## Required task
The entire listing is to be repeated verbatim.

[Dataset listings of figures]

━━━━━━━━

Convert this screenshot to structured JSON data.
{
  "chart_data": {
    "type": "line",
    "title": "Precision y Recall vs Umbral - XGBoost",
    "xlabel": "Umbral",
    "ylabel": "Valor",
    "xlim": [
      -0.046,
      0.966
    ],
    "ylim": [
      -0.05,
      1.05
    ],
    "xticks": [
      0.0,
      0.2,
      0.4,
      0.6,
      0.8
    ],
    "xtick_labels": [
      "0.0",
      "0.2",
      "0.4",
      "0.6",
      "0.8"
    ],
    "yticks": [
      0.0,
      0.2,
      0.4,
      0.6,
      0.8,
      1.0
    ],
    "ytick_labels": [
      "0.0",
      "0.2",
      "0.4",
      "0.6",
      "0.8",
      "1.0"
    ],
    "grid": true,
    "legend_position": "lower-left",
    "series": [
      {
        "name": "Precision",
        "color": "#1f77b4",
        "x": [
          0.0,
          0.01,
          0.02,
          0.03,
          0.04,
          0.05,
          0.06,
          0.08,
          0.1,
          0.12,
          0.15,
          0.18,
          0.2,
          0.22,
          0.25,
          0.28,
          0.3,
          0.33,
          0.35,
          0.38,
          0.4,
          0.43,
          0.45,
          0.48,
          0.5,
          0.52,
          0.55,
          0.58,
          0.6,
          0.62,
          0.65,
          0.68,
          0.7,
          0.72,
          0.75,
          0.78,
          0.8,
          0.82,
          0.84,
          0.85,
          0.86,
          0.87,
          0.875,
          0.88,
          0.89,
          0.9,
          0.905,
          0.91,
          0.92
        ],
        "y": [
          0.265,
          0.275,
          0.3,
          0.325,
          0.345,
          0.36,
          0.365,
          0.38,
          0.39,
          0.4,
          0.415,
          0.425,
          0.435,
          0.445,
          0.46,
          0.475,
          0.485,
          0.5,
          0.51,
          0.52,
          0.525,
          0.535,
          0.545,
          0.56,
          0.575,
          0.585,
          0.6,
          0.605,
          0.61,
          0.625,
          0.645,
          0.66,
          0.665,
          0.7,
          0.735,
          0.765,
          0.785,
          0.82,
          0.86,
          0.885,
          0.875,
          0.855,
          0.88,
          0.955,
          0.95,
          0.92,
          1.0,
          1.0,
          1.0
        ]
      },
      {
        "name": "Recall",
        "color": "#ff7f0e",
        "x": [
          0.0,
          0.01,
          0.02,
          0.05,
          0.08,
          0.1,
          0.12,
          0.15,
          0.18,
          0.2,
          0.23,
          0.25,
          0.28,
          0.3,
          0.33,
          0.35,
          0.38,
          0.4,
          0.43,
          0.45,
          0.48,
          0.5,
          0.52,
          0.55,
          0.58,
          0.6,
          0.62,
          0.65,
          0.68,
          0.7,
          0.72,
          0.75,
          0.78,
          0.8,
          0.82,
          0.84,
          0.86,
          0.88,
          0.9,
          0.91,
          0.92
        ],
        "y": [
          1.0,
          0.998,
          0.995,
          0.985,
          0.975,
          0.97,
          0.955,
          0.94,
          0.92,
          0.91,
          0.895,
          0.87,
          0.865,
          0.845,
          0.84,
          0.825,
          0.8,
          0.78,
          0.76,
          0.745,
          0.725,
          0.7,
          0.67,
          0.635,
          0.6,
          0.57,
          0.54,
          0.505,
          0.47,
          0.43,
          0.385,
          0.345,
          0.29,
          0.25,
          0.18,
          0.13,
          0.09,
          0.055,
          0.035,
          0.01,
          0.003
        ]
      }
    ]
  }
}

━━━━━━━━

## Answer below
Convert this screenshot to structured JSON data.
{
  "chart_data": {
    "type": "line",
    "title": "Precision y Recall vs Umbral - XGBoost",
    "xlabel": "Umbral",
    "ylabel": "Valor",
    "xlim": [
      -0.046,
      0.966
    ],
    "ylim": [
      -0.05,
      1.05
    ],
    "xticks": [
      0.0,
      0.2,
      0.4,
      0.6,
      0.8
    ],
    "xtick_labels": [
      "0.0",
      "0.2",
      "0.4",
      "0.6",
      "0.8"
    ],
    "yticks": [
      0.0,
      0.2,
      0.4,
      0.6,
      0.8,
      1.0
    ],
    "ytick_labels": [
      "0.0",
      "0.2",
      "0.4",
      "0.6",
      "0.8",
      "1.0"
    ],
    "grid": true,
    "legend_position": "lower-left",
    "series": [
      {
        "name": "Precision",
        "color": "#1f77b4",
        "x": [
          0.0,
          0.01,
          0.02,
          0.03,
          0.04,
          0.05,
          0.06,
          0.08,
          0.1,
          0.12,
          0.15,
          0.18,
          0.2,
          0.22,
          0.25,
          0.28,
          0.3,
          0.33,
          0.35,
          0.38,
          0.4,
          0.43,
          0.45,
          0.48,
          0.5,
          0.52,
          0.55,
          0.58,
          0.6,
          0.62,
          0.65,
          0.68,
          0.7,
          0.72,
          0.75,
          0.78,
          0.8,
          0.82,
          0.84,
          0.85,
          0.86,
          0.87,
          0.875,
          0.88,
          0.89,
          0.9,
          0.905,
          0.91,
          0.92
        ],
        "y": [
          0.265,
          0.275,
          0.3,
          0.325,
          0.345,
          0.36,
          0.365,
          0.38,
          0.39,
          0.4,
          0.415,
          0.425,
          0.435,
          0.445,
          0.46,
          0.475,
          0.485,
          0.5,
          0.51,
          0.52,
          0.525,
          0.535,
          0.545,
          0.56,
          0.575,
          0.585,
          0.6,
          0.605,
          0.61,
          0.625,
          0.645,
          0.66,
          0.665,
          0.7,
          0.735,
          0.765,
          0.785,
          0.82,
          0.86,
          0.885,
          0.875,
          0.855,
          0.88,
          0.955,
          0.95,
          0.92,
          1.0,
          1.0,
          1.0
        ]
      },
      {
        "name": "Recall",
        "color": "#ff7f0e",
        "x": [
          0.0,
          0.01,
          0.02,
          0.05,
          0.08,
          0.1,
          0.12,
          0.15,
          0.18,
          0.2,
          0.23,
          0.25,
          0.28,
          0.3,
          0.33,
          0.35,
          0.38,
          0.4,
          0.43,
          0.45,
          0.48,
          0.5,
          0.52,
          0.55,
          0.58,
          0.6,
          0.62,
          0.65,
          0.68,
          0.7,
          0.72,
          0.75,
          0.78,
          0.8,
          0.82,
          0.84,
          0.86,
          0.88,
          0.9,
          0.91,
          0.92
        ],
        "y": [
          1.0,
          0.998,
          0.995,
          0.985,
          0.975,
          0.97,
          0.955,
          0.94,
          0.92,
          0.91,
          0.895,
          0.87,
          0.865,
          0.845,
          0.84,
          0.825,
          0.8,
          0.78,
          0.76,
          0.745,
          0.725,
          0.7,
          0.67,
          0.635,
          0.6,
          0.57,
          0.54,
          0.505,
          0.47,
          0.43,
          0.385,
          0.345,
          0.29,
          0.25,
          0.18,
          0.13,
          0.09,
          0.055,
          0.035,
          0.01,
          0.003
        ]
      }
    ]
  }
}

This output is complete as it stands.